Written problem
Lines that hold the word "Рисунок" should be located and copied.

Data extract
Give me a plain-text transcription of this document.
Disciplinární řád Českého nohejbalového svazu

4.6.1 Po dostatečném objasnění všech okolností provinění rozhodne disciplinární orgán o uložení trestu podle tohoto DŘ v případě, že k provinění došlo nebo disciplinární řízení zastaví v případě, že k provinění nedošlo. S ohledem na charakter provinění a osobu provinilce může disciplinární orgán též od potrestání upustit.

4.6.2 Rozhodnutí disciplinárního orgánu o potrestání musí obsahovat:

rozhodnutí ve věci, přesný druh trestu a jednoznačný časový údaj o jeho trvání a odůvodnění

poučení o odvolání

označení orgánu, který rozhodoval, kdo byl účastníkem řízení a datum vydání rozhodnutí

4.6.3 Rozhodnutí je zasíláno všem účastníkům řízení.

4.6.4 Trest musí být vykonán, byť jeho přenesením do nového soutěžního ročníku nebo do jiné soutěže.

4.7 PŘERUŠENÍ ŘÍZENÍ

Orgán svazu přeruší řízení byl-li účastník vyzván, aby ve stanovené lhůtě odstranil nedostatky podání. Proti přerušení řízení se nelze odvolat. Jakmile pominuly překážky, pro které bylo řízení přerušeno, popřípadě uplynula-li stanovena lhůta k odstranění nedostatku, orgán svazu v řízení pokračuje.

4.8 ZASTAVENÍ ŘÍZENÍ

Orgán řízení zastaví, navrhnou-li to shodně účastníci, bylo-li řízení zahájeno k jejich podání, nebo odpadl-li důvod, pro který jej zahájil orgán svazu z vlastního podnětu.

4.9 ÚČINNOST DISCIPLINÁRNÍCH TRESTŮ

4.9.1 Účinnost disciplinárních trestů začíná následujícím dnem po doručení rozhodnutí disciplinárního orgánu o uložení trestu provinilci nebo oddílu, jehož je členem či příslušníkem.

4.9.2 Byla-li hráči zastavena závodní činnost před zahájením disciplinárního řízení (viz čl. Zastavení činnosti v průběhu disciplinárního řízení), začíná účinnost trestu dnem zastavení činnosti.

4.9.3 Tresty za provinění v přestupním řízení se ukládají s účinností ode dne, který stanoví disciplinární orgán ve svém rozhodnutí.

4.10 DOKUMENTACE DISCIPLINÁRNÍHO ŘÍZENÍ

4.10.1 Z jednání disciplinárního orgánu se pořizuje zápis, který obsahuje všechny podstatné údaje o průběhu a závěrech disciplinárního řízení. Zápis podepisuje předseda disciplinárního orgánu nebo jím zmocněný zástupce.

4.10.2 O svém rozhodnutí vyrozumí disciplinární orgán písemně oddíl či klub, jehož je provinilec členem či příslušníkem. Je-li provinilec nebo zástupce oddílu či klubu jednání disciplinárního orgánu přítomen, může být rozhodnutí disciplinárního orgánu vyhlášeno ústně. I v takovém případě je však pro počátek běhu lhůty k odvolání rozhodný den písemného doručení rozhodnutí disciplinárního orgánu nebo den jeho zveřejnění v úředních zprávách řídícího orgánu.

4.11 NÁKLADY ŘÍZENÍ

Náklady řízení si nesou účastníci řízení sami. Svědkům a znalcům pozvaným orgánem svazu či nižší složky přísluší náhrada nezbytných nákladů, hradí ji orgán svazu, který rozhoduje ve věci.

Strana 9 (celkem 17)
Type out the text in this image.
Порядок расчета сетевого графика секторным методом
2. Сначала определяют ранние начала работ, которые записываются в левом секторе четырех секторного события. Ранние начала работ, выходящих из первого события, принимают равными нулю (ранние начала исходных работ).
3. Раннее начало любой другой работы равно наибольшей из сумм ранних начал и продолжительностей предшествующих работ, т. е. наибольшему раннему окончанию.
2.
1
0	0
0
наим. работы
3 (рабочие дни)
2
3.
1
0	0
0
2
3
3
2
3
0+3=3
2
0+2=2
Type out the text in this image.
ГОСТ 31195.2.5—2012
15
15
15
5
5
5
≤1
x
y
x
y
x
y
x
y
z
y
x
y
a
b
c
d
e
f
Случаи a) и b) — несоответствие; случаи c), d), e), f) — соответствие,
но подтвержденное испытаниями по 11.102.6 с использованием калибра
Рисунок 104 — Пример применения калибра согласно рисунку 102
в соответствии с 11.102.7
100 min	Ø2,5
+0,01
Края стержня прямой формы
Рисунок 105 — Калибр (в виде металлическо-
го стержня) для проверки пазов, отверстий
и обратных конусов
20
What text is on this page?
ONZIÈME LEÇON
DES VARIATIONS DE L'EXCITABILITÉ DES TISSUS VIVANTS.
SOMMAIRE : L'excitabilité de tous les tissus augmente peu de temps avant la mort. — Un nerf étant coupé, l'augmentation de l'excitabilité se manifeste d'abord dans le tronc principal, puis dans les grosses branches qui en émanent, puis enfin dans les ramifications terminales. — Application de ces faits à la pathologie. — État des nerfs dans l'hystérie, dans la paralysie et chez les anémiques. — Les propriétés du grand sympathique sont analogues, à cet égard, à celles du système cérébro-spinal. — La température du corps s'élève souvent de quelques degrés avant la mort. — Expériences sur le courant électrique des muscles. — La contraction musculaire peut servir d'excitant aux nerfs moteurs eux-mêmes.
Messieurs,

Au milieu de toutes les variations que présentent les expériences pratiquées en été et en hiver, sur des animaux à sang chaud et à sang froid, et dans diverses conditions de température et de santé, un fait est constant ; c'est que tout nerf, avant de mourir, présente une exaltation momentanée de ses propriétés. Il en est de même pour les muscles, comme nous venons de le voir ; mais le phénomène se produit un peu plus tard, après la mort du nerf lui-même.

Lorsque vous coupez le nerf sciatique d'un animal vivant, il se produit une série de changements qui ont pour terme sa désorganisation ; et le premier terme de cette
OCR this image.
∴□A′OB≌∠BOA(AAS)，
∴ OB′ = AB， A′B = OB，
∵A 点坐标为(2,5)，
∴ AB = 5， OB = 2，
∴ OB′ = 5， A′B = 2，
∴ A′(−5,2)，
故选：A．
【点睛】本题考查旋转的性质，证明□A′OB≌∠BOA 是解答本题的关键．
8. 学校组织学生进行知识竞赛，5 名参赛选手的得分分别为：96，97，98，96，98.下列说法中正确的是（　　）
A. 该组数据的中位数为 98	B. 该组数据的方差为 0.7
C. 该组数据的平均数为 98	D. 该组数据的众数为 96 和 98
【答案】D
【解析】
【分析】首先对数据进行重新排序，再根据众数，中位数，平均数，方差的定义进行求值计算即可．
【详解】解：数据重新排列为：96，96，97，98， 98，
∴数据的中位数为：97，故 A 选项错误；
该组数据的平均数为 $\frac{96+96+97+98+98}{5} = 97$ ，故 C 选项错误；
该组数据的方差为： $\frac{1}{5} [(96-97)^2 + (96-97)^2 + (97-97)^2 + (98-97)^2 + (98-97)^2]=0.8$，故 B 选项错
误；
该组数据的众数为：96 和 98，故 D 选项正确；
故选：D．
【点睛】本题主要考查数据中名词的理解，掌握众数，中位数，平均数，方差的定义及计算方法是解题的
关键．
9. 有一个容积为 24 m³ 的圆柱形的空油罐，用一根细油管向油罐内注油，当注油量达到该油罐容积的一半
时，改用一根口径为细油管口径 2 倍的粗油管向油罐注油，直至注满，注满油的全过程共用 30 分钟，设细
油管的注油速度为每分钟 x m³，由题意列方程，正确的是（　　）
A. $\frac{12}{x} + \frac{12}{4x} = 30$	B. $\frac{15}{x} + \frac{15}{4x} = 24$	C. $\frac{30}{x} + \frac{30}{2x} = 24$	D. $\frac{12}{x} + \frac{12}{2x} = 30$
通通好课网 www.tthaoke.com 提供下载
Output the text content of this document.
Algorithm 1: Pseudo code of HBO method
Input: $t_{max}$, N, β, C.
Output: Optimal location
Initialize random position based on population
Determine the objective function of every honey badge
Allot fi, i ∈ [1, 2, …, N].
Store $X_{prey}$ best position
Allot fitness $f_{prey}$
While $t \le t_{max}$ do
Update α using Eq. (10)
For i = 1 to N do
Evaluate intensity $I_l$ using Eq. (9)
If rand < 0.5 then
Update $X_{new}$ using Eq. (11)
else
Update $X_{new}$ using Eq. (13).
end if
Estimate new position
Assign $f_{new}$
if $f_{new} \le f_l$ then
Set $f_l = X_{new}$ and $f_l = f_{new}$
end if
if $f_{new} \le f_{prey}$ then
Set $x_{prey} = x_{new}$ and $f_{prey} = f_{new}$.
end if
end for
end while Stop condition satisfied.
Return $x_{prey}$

Reply to the task
Рисунок 104 — Пример применения калибра согласно рисунку 102
Рисунок 105 — Калибр (в виде металлическо-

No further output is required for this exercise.